**Source data**
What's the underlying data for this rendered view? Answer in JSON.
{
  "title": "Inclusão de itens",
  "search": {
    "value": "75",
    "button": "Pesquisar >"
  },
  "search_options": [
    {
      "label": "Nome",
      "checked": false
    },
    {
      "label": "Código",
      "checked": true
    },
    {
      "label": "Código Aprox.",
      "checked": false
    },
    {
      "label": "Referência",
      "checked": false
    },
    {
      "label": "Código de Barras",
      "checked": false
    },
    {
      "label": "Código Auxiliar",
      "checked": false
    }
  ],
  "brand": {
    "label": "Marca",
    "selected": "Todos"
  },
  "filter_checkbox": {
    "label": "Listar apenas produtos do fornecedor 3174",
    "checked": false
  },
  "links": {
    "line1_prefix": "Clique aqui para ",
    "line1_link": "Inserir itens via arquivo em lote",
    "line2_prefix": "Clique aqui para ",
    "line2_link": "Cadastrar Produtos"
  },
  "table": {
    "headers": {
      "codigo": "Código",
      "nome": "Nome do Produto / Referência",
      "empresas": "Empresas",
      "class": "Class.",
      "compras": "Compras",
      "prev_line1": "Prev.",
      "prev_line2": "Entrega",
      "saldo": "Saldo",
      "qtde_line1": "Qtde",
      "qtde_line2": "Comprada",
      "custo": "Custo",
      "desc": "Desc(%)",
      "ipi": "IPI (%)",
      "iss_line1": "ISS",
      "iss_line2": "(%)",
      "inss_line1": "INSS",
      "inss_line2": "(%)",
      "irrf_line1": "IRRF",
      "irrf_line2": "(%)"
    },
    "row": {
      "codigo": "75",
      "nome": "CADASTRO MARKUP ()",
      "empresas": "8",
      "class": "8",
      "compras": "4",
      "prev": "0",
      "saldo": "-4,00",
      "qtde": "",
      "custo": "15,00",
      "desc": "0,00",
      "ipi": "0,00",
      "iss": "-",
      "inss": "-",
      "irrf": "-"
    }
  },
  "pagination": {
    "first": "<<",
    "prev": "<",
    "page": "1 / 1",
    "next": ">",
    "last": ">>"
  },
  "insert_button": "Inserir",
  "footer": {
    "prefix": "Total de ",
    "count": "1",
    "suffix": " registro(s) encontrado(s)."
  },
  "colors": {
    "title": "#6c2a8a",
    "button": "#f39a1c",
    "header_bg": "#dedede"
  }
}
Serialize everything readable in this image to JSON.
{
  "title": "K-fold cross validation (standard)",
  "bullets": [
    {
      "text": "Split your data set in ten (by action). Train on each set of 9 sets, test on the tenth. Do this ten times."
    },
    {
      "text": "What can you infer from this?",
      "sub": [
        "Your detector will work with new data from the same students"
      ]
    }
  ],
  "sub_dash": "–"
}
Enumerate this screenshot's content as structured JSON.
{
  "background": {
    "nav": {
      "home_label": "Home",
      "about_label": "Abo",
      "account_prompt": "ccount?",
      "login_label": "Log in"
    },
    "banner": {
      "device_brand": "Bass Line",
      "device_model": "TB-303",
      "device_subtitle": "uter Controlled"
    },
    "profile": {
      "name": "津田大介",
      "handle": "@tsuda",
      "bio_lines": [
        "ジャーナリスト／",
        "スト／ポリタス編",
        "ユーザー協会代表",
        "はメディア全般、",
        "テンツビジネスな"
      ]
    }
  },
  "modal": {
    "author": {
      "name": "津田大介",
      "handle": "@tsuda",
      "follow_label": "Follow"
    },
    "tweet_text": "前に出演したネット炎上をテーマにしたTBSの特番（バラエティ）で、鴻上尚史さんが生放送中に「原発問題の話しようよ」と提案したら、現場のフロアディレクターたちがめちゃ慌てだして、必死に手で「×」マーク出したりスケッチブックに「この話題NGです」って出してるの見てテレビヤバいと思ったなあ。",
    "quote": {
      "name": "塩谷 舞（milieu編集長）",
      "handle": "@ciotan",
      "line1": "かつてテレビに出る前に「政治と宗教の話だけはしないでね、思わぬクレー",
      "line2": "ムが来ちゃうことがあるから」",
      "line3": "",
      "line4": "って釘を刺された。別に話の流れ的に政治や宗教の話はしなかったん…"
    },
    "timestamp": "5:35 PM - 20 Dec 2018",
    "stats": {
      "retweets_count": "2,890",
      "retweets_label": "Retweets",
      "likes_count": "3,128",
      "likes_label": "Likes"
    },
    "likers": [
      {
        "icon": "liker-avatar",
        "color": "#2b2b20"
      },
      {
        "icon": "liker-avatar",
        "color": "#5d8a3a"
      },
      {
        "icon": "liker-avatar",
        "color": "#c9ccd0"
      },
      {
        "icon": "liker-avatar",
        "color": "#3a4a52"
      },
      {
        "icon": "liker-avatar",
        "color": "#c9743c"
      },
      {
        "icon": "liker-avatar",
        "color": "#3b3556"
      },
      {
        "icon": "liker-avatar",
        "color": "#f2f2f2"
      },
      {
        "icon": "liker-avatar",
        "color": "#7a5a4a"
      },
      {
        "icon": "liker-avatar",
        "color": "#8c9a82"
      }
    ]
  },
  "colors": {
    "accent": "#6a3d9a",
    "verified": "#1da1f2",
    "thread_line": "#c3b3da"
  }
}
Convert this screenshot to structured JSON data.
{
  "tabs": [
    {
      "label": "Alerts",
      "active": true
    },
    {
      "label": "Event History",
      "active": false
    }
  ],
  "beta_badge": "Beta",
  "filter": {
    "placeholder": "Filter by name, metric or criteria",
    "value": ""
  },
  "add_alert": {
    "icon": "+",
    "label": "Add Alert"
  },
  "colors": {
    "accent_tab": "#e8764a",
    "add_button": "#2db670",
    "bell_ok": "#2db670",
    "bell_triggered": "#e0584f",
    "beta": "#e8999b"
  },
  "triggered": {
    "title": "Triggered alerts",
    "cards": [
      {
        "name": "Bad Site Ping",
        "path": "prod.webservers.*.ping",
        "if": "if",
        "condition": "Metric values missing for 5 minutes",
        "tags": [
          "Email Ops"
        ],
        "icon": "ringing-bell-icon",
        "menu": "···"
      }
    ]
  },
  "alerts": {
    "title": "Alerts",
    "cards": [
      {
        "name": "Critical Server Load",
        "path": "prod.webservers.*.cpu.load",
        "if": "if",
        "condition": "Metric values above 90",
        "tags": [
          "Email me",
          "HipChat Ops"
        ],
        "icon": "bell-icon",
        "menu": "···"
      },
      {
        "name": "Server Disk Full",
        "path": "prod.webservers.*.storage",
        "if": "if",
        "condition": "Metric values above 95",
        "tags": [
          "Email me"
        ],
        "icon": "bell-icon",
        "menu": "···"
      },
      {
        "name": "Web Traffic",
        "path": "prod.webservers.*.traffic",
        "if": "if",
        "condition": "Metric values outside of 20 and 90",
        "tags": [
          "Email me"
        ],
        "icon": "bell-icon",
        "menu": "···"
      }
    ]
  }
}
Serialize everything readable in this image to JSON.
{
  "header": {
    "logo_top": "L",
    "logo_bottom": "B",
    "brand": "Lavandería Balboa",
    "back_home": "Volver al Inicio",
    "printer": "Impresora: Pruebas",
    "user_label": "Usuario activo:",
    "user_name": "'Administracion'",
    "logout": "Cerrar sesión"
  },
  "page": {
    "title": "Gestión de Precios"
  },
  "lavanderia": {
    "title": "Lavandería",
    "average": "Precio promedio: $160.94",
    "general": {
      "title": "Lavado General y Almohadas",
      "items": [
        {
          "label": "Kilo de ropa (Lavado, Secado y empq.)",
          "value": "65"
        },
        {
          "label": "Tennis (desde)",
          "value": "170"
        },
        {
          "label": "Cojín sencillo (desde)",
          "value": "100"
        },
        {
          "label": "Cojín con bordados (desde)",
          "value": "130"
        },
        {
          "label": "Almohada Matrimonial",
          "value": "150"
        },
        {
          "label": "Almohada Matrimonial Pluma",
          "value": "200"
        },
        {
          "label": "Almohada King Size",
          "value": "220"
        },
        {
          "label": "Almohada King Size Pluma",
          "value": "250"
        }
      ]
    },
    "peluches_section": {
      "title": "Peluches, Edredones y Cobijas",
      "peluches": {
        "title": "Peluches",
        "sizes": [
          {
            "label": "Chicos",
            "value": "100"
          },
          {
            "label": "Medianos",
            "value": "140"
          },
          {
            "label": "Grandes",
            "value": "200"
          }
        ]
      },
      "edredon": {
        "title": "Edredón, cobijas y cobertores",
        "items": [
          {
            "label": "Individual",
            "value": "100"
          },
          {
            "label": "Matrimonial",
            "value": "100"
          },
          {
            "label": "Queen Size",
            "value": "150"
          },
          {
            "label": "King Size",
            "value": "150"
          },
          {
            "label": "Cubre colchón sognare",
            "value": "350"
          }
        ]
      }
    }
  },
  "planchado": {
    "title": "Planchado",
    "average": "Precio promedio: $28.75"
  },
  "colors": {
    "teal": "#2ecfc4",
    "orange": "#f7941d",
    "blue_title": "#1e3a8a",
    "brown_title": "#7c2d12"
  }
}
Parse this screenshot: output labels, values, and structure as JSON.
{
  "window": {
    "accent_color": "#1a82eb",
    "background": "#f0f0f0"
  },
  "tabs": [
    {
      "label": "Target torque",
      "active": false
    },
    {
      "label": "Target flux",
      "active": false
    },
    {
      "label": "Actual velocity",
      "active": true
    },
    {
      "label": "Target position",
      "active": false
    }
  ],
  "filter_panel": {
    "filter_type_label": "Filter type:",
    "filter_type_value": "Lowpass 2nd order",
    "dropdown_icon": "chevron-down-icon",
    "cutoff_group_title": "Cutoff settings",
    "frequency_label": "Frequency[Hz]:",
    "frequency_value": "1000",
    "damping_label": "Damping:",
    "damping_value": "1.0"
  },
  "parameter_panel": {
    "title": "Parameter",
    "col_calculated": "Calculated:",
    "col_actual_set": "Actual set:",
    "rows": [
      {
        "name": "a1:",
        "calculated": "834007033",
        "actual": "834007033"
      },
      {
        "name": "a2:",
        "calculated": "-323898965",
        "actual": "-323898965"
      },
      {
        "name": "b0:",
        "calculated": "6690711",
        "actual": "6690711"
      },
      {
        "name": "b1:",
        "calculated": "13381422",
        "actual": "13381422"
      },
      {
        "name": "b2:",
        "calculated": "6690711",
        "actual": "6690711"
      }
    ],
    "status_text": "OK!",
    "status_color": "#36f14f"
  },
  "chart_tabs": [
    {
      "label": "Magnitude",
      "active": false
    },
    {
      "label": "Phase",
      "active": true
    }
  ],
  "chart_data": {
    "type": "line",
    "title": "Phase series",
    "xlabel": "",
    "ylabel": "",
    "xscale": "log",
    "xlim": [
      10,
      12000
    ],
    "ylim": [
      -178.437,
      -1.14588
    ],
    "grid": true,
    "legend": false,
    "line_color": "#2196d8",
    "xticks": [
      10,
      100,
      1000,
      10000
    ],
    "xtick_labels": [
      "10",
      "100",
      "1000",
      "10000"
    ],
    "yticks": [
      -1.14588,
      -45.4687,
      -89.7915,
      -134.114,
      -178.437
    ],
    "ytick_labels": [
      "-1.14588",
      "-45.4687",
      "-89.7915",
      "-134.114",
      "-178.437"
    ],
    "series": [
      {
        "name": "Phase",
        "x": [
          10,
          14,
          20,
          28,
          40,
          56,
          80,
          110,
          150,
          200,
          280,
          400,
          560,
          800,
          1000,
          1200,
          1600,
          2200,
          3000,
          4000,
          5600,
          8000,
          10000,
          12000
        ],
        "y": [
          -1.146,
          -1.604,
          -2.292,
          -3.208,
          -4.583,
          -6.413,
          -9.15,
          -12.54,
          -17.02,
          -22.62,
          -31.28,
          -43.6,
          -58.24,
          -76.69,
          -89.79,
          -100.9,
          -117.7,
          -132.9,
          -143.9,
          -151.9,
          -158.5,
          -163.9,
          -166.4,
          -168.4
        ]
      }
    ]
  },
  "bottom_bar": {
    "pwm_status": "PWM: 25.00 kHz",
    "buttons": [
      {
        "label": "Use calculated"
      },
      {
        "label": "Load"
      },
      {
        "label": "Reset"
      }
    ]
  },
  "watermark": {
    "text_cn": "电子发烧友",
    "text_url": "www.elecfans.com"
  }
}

**Task goal**
Look over the listing. Pull out every line with the string "values" in it.

**Solution to this exercise**
        "condition": "Metric values missing for 5 minutes",
        "condition": "Metric values above 90",
        "condition": "Metric values above 95",
        "condition": "Metric values outside of 20 and 90",
Parse this screenshot: output labels, values, and structure as JSON.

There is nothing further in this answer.